[Begin Given records]
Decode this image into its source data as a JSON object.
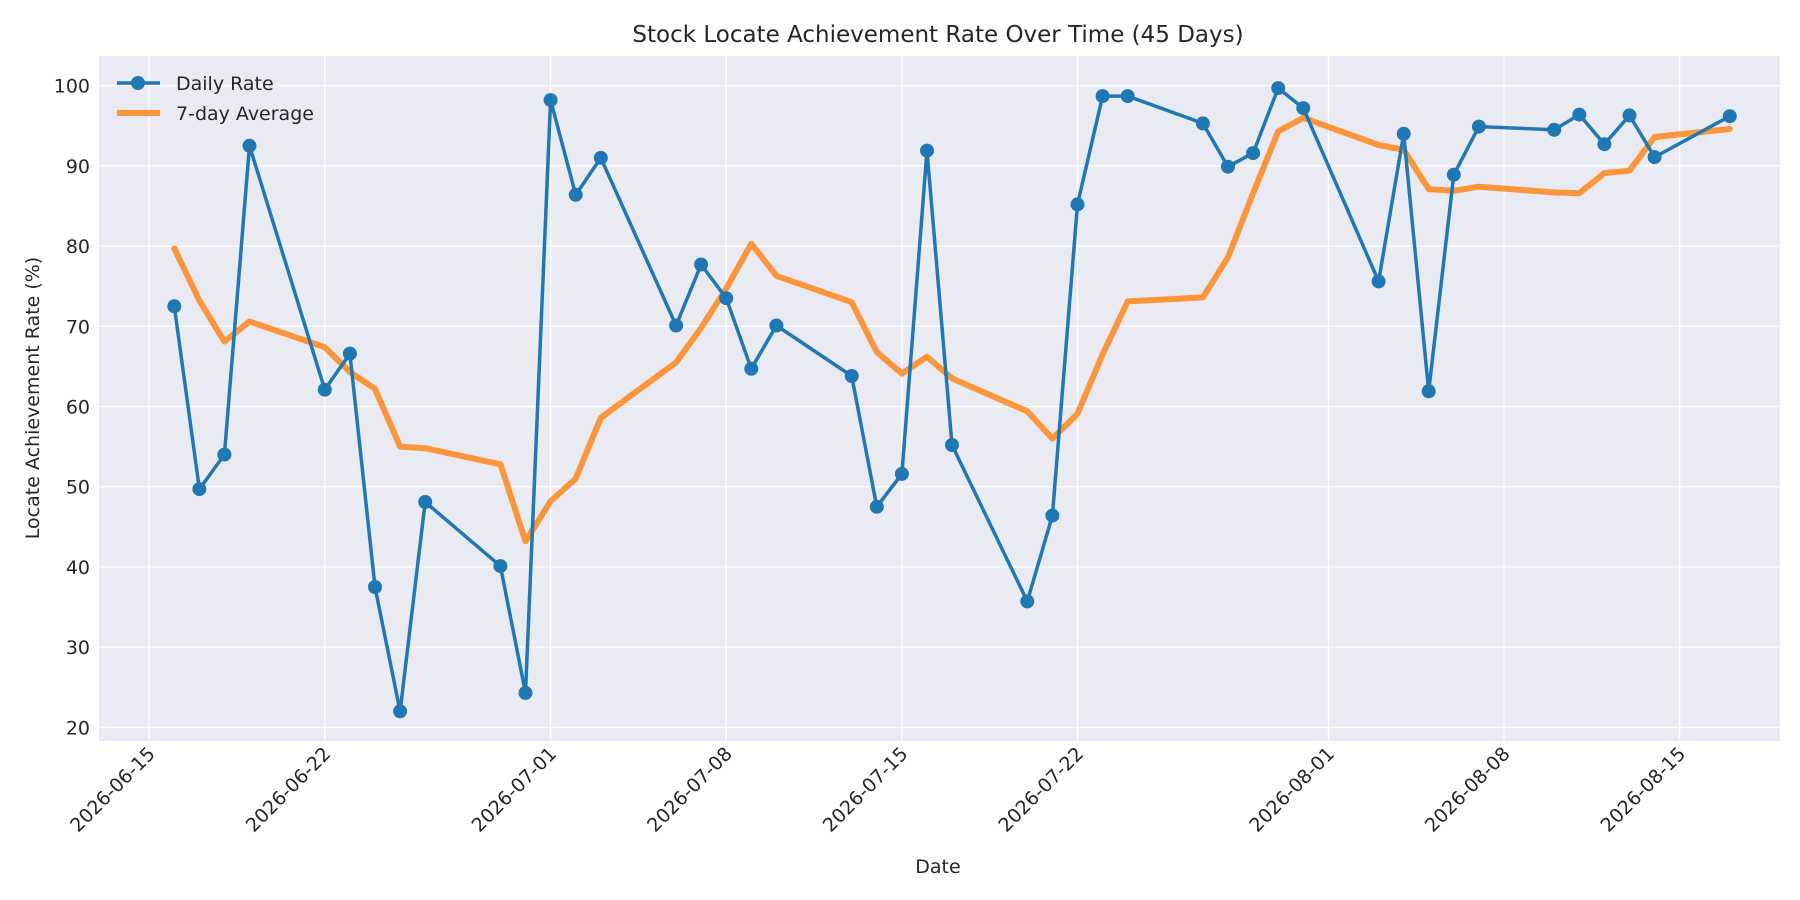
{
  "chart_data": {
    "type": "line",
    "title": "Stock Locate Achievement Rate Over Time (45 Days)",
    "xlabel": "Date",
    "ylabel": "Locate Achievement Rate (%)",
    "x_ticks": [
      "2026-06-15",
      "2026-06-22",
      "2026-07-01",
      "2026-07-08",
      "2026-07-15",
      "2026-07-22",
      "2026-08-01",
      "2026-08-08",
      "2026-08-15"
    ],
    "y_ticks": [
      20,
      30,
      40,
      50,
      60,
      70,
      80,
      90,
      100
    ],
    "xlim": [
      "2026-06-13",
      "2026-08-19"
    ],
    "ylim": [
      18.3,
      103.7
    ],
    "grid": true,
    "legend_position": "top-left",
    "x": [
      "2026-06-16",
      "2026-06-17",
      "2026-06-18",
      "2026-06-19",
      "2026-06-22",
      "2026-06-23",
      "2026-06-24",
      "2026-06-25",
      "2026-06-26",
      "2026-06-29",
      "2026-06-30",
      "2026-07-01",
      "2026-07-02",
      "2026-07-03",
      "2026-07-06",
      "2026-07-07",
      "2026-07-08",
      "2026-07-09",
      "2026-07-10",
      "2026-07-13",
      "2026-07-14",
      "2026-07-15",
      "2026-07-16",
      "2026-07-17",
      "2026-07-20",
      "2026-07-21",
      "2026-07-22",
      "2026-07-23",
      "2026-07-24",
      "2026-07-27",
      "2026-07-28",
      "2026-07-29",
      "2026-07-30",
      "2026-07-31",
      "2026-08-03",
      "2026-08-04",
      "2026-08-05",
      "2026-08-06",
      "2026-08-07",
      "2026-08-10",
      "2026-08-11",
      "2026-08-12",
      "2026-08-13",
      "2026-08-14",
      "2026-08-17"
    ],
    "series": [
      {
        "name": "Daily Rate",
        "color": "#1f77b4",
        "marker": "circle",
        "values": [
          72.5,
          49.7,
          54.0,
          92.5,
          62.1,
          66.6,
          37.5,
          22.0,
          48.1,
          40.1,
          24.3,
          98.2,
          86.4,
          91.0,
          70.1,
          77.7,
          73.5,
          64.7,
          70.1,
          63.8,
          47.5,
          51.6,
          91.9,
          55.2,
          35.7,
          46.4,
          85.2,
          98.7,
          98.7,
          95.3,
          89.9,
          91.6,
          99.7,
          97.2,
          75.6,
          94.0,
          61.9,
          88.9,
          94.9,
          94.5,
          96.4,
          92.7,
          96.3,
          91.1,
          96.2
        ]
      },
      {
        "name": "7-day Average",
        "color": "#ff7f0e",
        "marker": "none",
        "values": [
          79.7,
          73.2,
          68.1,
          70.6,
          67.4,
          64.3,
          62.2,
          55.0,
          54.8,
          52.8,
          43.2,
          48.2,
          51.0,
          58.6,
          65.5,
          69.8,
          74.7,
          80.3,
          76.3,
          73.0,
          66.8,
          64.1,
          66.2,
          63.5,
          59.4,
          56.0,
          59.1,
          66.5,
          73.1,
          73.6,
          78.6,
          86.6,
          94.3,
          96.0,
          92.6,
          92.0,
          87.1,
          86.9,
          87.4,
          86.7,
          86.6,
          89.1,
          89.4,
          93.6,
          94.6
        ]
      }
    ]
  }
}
[End Given records]
In the records above, tally the lines where the word "Achievement" appears, and give the number and nothing else.

__Solution to this exercise__: 2